■ What to produce
Report, word for word, every line of the material that contains "beauty".

(Collected data)
****************
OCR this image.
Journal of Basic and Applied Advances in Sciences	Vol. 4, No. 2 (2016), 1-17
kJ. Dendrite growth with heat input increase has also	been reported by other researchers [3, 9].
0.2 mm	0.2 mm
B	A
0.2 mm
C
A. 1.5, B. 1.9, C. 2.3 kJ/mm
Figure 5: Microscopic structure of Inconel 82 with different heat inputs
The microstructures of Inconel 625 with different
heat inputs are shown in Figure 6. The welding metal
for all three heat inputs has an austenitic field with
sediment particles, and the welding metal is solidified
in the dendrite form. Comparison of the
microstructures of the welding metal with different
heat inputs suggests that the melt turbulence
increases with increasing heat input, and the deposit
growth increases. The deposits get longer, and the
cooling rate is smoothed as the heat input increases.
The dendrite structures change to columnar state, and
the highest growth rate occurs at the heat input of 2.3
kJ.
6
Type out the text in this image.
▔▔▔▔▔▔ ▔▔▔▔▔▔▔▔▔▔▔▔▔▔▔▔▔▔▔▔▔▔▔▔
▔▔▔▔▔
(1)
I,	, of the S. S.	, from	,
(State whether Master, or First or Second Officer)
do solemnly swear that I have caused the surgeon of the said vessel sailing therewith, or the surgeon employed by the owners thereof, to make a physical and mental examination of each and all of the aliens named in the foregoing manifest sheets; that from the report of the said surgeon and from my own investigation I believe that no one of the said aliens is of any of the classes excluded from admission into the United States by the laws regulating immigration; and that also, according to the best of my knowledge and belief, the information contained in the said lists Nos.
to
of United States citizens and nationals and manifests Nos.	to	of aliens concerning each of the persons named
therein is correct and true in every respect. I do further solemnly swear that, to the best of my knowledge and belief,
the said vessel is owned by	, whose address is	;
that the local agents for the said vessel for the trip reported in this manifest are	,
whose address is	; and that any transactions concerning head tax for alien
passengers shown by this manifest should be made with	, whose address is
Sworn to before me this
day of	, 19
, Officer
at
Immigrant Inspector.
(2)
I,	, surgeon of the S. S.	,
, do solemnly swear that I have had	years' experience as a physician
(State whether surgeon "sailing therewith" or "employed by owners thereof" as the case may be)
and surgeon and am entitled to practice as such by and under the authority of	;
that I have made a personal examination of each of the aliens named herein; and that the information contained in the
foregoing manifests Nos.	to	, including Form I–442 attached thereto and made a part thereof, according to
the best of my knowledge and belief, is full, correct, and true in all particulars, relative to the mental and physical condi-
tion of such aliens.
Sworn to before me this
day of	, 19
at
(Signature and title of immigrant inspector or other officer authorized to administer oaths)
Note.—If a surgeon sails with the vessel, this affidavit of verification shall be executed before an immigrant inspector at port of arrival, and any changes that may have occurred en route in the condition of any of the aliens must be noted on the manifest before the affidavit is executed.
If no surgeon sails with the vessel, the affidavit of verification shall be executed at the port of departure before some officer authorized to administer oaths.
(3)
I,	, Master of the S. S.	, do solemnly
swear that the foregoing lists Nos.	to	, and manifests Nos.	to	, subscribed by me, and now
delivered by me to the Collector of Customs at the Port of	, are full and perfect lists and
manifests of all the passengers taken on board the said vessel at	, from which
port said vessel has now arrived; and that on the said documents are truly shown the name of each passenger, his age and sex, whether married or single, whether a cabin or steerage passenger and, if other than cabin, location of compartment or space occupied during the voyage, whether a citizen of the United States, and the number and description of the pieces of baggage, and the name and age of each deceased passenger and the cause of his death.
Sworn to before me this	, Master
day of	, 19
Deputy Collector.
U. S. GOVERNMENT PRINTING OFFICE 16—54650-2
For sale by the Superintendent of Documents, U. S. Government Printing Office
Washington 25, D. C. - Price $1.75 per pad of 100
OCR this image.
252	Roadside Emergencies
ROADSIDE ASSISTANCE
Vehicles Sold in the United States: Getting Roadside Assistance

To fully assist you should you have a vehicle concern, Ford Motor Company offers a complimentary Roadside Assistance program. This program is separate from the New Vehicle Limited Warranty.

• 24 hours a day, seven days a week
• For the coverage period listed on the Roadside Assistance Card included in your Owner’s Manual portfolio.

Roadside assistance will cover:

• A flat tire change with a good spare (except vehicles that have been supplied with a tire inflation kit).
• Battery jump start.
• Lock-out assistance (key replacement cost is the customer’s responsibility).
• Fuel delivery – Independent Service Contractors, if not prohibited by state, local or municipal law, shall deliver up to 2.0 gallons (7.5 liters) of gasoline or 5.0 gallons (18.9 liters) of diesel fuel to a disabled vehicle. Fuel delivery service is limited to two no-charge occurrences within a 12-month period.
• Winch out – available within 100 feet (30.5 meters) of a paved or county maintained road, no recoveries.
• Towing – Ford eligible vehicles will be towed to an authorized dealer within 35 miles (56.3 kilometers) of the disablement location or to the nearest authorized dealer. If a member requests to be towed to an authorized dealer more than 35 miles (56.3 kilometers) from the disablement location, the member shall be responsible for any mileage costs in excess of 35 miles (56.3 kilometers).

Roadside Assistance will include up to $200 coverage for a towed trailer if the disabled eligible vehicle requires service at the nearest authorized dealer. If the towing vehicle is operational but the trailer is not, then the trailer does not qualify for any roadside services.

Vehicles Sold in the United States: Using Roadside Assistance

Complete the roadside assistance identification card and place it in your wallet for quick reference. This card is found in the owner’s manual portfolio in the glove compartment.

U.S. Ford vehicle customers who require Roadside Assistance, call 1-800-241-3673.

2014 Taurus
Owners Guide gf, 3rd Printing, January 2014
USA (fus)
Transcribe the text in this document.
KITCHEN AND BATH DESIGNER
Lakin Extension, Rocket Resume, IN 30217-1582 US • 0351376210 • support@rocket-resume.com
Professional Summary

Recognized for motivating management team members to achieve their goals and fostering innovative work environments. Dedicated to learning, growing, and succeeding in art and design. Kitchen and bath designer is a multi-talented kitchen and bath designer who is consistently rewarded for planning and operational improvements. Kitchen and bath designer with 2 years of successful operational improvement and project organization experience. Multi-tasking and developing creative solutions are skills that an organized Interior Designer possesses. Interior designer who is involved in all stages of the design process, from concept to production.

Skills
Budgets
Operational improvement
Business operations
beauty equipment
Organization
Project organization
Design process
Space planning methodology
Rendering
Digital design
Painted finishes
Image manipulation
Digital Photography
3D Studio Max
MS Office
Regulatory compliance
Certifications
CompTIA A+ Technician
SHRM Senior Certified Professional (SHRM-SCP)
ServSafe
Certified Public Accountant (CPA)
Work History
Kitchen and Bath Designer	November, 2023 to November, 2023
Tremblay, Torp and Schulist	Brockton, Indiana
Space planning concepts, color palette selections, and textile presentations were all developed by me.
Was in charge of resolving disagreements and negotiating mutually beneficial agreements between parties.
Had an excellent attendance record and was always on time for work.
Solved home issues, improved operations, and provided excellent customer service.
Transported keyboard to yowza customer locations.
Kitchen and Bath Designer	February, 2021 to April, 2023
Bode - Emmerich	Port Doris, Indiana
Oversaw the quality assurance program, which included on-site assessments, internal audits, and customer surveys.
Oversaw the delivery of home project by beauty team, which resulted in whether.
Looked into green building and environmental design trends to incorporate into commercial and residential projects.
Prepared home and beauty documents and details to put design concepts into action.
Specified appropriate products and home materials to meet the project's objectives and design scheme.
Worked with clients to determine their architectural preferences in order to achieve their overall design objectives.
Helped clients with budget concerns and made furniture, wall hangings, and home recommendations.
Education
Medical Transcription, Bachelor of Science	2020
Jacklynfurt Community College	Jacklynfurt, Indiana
****************
■ Answer to this task
beauty equipment
Oversaw the delivery of home project by beauty team, which resulted in whether.
Prepared home and beauty documents and details to put design concepts into action.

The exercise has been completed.